** begin **

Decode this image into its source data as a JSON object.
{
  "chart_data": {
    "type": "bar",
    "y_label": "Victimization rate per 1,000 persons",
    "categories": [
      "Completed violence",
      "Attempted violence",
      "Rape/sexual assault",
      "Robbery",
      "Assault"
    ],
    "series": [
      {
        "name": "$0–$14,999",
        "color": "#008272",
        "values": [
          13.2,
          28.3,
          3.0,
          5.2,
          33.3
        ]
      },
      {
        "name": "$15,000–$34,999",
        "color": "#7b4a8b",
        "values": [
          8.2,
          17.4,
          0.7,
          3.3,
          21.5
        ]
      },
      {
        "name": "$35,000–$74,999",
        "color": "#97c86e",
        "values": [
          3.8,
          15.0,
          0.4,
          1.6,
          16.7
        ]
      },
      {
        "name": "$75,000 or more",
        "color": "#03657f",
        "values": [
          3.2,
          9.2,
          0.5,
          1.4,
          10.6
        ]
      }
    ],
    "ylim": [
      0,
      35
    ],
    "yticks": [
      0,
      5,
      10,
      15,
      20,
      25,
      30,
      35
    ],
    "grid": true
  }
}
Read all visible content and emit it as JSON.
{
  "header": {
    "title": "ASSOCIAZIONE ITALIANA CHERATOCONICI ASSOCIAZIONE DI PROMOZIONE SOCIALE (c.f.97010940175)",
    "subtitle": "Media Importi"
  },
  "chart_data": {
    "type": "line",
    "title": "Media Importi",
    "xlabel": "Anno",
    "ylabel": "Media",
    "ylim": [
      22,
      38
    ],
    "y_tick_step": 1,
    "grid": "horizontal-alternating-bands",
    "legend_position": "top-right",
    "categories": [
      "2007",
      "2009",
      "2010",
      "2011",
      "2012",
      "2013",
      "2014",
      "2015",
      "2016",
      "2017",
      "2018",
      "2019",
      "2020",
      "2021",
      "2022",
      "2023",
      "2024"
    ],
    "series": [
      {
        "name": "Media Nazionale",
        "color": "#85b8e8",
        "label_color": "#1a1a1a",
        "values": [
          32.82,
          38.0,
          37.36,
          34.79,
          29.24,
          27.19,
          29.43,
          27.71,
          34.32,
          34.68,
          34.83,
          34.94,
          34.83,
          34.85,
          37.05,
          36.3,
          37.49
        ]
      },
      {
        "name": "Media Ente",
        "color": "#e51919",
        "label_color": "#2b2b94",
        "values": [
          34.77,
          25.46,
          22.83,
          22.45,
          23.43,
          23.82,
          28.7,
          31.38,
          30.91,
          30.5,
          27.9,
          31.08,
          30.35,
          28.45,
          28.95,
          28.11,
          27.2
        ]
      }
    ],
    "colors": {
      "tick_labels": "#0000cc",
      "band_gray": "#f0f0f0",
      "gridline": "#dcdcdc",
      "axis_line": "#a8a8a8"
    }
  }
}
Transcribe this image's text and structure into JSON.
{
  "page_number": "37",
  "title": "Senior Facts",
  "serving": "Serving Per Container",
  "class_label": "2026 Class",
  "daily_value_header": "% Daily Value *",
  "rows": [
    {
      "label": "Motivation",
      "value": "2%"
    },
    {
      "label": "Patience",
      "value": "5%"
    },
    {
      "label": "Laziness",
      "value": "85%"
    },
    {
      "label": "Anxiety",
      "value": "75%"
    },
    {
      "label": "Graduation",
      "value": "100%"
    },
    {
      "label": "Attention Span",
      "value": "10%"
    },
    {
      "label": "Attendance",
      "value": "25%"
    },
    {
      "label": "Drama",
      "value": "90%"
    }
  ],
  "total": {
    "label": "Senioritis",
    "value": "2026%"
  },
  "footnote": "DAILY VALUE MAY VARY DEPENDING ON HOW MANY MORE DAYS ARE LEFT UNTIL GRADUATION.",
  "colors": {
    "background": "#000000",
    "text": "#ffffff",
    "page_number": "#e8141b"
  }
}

** end **

__What this task involves__:
Scan the records above for the string "image", then report every line that contains it.

__The response__:
Decode this image into its source data as a JSON object.
Transcribe this image's text and structure into JSON.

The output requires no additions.